[Stored records]
#####
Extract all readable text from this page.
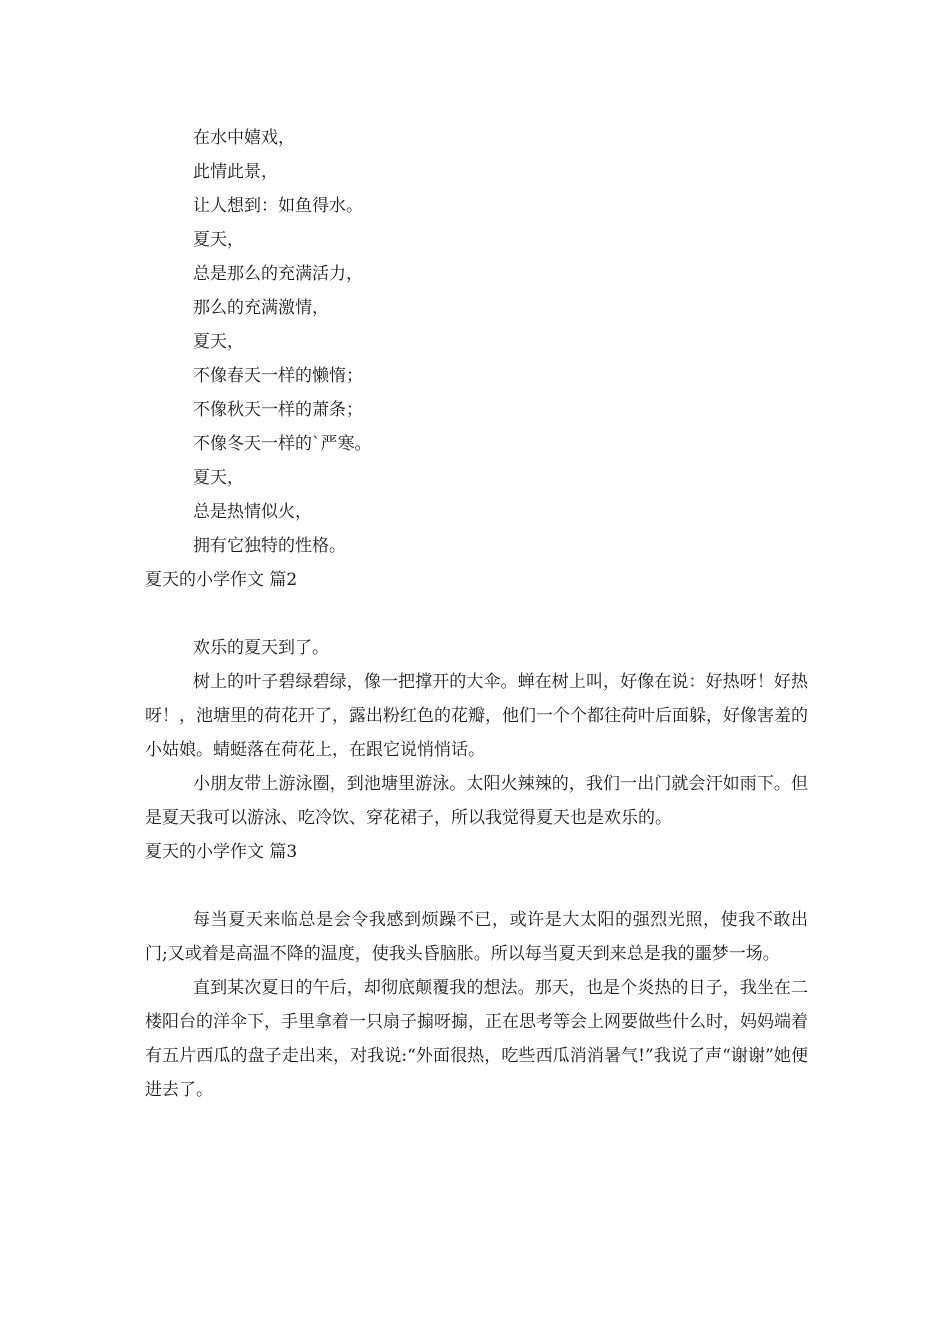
在水中嬉戏，
此情此景，
让人想到：如鱼得水。
夏天，
总是那么的充满活力，
那么的充满激情，
夏天，
不像春天一样的懒惰；
不像秋天一样的萧条；
不像冬天一样的`严寒。
夏天，
总是热情似火，
拥有它独特的性格。
夏天的小学作文 篇2
欢乐的夏天到了。
树上的叶子碧绿碧绿，像一把撑开的大伞。蝉在树上叫，好像在说：好热呀！好热呀！，池塘里的荷花开了，露出粉红色的花瓣，他们一个个都往荷叶后面躲，好像害羞的小姑娘。蜻蜓落在荷花上，在跟它说悄悄话。
小朋友带上游泳圈，到池塘里游泳。太阳火辣辣的，我们一出门就会汗如雨下。但是夏天我可以游泳、吃冷饮、穿花裙子，所以我觉得夏天也是欢乐的。
夏天的小学作文 篇3
每当夏天来临总是会令我感到烦躁不已，或许是大太阳的强烈光照，使我不敢出门;又或着是高温不降的温度，使我头昏脑胀。所以每当夏天到来总是我的噩梦一场。
直到某次夏日的午后，却彻底颠覆我的想法。那天，也是个炎热的日子，我坐在二楼阳台的洋伞下，手里拿着一只扇子搧呀搧，正在思考等会上网要做些什么时，妈妈端着有五片西瓜的盘子走出来，对我说:“外面很热，吃些西瓜消消暑气!”我说了声“谢谢”她便进去了。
#####
GIVEN PROBLEM: Give an exact copy of the material, leaving out every picture.

FINISHED EXERCISE:
Extract all readable text from this page.
在水中嬉戏，
此情此景，
让人想到：如鱼得水。
夏天，
总是那么的充满活力，
那么的充满激情，
夏天，
不像春天一样的懒惰；
不像秋天一样的萧条；
不像冬天一样的`严寒。
夏天，
总是热情似火，
拥有它独特的性格。
夏天的小学作文 篇2
欢乐的夏天到了。
树上的叶子碧绿碧绿，像一把撑开的大伞。蝉在树上叫，好像在说：好热呀！好热呀！，池塘里的荷花开了，露出粉红色的花瓣，他们一个个都往荷叶后面躲，好像害羞的小姑娘。蜻蜓落在荷花上，在跟它说悄悄话。
小朋友带上游泳圈，到池塘里游泳。太阳火辣辣的，我们一出门就会汗如雨下。但是夏天我可以游泳、吃冷饮、穿花裙子，所以我觉得夏天也是欢乐的。
夏天的小学作文 篇3
每当夏天来临总是会令我感到烦躁不已，或许是大太阳的强烈光照，使我不敢出门;又或着是高温不降的温度，使我头昏脑胀。所以每当夏天到来总是我的噩梦一场。
直到某次夏日的午后，却彻底颠覆我的想法。那天，也是个炎热的日子，我坐在二楼阳台的洋伞下，手里拿着一只扇子搧呀搧，正在思考等会上网要做些什么时，妈妈端着有五片西瓜的盘子走出来，对我说:“外面很热，吃些西瓜消消暑气!”我说了声“谢谢”她便进去了。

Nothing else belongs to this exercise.